▶ _EXERCISE TASK_: Spot every line with the word "PIPELINE" and return it.

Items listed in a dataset
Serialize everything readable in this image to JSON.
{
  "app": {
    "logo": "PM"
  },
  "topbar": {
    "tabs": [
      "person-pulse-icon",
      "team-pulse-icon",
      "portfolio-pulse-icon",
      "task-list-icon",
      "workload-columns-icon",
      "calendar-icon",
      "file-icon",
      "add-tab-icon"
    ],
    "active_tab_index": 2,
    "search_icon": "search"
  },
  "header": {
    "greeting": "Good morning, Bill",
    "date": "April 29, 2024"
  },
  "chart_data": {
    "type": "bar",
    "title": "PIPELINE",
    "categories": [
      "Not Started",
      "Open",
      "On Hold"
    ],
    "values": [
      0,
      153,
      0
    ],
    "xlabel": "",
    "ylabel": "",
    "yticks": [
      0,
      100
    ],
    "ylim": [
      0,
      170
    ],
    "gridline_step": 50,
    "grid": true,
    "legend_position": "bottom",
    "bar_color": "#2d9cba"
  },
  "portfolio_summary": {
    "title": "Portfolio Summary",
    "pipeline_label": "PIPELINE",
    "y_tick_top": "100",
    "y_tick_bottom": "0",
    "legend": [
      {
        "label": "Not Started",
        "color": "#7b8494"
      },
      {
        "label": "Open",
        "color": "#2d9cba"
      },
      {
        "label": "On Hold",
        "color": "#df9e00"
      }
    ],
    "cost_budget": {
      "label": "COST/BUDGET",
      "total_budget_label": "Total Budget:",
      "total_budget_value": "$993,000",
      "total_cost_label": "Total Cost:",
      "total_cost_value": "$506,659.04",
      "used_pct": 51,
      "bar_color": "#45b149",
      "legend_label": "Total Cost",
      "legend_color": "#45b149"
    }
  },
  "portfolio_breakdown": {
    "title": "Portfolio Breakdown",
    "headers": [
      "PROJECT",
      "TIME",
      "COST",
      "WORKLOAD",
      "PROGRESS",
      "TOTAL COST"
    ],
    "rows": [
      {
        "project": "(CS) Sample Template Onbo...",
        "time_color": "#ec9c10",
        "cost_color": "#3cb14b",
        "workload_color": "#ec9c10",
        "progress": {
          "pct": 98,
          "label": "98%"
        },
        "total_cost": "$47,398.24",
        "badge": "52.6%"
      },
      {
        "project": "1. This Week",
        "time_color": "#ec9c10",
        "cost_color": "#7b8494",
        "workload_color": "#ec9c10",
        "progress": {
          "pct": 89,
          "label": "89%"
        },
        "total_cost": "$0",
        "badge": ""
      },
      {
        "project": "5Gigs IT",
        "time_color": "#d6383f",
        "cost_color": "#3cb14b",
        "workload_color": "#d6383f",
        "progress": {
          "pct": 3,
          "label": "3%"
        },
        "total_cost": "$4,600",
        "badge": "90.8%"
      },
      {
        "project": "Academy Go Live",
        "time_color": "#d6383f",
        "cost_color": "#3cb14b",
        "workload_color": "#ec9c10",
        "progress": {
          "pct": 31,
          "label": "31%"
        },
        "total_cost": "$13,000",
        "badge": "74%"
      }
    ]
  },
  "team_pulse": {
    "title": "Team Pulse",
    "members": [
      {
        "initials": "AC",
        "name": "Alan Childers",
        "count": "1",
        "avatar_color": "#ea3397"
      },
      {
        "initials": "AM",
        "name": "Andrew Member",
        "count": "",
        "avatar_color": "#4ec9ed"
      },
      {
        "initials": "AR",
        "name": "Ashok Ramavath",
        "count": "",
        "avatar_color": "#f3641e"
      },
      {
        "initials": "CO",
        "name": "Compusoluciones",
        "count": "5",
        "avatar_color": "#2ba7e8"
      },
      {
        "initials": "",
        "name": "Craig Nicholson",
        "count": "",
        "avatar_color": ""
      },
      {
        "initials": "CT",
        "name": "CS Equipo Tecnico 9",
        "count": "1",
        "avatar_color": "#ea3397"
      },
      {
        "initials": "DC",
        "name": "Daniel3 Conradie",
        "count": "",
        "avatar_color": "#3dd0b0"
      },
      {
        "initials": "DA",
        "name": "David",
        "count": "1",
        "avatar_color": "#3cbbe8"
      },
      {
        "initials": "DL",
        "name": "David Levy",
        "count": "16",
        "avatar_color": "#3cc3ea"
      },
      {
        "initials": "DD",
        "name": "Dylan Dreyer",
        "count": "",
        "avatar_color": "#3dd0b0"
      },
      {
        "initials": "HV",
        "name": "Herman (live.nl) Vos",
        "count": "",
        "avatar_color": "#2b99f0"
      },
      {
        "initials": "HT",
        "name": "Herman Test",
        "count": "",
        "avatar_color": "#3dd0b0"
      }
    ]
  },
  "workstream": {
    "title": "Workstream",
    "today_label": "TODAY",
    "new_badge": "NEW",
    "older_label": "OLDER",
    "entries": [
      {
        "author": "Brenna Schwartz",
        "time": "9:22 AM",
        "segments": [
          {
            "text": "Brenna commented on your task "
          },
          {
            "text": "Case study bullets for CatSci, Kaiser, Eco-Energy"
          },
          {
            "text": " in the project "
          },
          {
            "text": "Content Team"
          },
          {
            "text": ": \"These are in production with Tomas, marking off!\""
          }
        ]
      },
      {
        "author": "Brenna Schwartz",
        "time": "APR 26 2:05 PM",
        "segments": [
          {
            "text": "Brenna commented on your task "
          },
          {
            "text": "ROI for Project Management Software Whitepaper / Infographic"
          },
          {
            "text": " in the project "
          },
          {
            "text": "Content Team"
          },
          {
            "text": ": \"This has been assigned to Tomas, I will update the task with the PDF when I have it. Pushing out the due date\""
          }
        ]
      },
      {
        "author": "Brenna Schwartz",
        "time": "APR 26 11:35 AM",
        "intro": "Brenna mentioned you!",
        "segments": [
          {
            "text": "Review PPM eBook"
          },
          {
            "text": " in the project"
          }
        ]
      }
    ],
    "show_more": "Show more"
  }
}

▶ _RIGHT ANSWER_:
    "title": "PIPELINE",
    "pipeline_label": "PIPELINE",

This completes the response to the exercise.